ENTRIES PROVIDED ->
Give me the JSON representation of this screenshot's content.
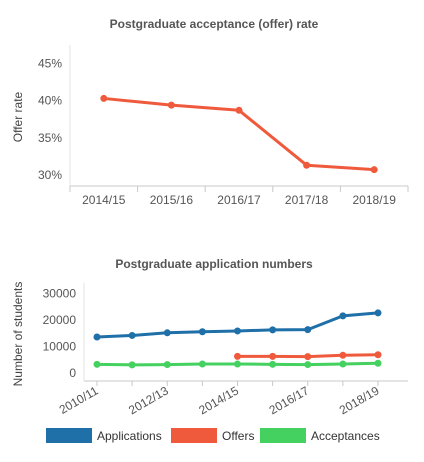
{
  "chart_data": [
    {
      "type": "line",
      "title": "Postgraduate acceptance (offer) rate",
      "ylabel": "Offer rate",
      "categories": [
        "2014/15",
        "2015/16",
        "2016/17",
        "2017/18",
        "2018/19"
      ],
      "y_ticks": [
        "30%",
        "35%",
        "40%",
        "45%"
      ],
      "ylim": [
        28.5,
        47.5
      ],
      "grid": false,
      "series": [
        {
          "values": [
            40.3,
            39.4,
            38.7,
            31.3,
            30.7
          ],
          "color": "#f05a3c"
        }
      ]
    },
    {
      "type": "line",
      "title": "Postgraduate application numbers",
      "ylabel": "Number of students",
      "x_tick_labels": [
        "2010/11",
        "2012/13",
        "2014/15",
        "2016/17",
        "2018/19"
      ],
      "x": [
        "2010/11",
        "2011/12",
        "2012/13",
        "2013/14",
        "2014/15",
        "2015/16",
        "2016/17",
        "2017/18",
        "2018/19"
      ],
      "y_ticks": [
        "0",
        "10000",
        "20000",
        "30000"
      ],
      "ylim": [
        -3000,
        34000
      ],
      "grid": false,
      "legend": "bottom",
      "series": [
        {
          "name": "Applications",
          "color": "#1f6fa8",
          "values": [
            13600,
            14200,
            15200,
            15600,
            15900,
            16300,
            16400,
            21600,
            22700
          ]
        },
        {
          "name": "Offers",
          "color": "#f05a3c",
          "values": [
            null,
            null,
            null,
            null,
            6300,
            6300,
            6200,
            6700,
            6900
          ]
        },
        {
          "name": "Acceptances",
          "color": "#44d160",
          "values": [
            3300,
            3100,
            3200,
            3400,
            3400,
            3300,
            3200,
            3400,
            3700
          ]
        }
      ]
    }
  ]
}
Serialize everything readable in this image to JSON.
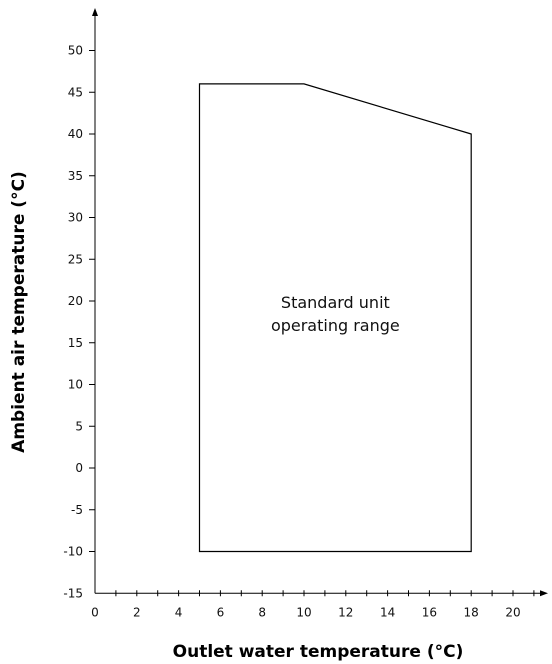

SHORT TASK -> Whenever "JSON" turns up in a line, pick that line out.

REPLY TO THE EXERCISE ->
Give me the JSON representation of this screenshot's content.
Serialize everything readable in this image to JSON.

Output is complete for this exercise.